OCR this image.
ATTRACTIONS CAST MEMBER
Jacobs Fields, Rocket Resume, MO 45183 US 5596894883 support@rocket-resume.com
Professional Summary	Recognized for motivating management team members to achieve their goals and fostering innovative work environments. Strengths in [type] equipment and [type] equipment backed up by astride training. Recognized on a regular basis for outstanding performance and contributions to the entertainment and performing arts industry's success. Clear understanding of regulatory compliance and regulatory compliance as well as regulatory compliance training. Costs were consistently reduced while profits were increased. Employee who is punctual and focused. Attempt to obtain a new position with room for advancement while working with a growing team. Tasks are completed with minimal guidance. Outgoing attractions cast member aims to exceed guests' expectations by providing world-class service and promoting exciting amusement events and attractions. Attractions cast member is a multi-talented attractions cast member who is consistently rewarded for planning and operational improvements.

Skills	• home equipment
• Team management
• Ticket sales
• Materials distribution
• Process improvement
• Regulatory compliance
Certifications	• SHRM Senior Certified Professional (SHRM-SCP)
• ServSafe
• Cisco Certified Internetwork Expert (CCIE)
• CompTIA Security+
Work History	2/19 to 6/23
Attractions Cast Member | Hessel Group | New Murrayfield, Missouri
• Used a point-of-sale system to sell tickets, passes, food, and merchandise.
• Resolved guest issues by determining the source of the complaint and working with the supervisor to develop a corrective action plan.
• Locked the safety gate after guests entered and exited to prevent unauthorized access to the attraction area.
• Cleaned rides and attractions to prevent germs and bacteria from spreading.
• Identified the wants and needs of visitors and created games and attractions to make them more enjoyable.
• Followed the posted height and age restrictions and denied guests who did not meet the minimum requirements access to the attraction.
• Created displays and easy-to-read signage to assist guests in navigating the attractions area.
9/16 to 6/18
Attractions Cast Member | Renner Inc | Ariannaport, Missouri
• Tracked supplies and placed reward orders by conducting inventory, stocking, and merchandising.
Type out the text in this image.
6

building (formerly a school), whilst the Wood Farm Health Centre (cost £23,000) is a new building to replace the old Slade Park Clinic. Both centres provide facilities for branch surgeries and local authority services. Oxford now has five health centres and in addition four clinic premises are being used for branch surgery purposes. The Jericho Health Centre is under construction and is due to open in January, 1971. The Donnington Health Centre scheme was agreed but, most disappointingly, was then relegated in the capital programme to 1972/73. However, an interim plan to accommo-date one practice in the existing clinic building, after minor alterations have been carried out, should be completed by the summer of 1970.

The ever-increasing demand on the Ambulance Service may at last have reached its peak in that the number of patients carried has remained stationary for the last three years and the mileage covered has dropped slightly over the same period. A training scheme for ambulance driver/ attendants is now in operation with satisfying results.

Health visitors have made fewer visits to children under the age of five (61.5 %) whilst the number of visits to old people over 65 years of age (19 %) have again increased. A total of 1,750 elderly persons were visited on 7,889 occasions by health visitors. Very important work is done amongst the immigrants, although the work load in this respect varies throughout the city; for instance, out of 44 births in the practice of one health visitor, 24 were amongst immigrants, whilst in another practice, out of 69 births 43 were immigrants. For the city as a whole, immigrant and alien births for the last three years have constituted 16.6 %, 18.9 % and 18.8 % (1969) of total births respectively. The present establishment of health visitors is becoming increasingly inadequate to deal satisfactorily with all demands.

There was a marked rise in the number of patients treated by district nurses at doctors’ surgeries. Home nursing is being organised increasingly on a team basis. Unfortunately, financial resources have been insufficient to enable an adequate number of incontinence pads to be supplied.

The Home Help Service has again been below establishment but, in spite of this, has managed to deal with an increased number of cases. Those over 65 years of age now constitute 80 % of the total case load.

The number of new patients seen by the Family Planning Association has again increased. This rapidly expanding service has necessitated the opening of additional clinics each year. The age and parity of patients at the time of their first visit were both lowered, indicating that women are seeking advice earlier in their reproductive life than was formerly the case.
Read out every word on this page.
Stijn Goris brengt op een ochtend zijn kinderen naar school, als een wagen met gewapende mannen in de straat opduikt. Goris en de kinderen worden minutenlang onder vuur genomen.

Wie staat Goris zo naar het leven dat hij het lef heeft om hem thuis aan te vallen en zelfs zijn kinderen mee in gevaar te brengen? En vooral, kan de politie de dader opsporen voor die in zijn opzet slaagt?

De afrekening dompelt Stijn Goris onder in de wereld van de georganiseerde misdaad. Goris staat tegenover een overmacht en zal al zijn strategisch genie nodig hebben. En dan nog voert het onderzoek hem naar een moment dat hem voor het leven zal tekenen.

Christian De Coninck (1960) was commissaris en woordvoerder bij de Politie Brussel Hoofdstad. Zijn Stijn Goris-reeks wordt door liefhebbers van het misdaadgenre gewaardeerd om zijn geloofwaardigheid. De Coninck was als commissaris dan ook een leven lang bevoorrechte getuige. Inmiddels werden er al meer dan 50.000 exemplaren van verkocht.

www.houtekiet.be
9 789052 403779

-- WHAT NEEDS TO BE DONE --
All lines above containing the string "staat" are to be collected.

-- RESPONSE TO THE TASK --
Wie staat Goris zo naar het leven dat hij het lef heeft om hem thuis aan te vallen en zelfs zijn kinderen mee in gevaar te brengen? En vooral, kan de politie de dader opsporen voor die in zijn opzet slaagt?
De afrekening dompelt Stijn Goris onder in de wereld van de georganiseerde misdaad. Goris staat tegenover een overmacht en zal al zijn strategisch genie nodig hebben. En dan nog voert het onderzoek hem naar een moment dat hem voor het leven zal tekenen.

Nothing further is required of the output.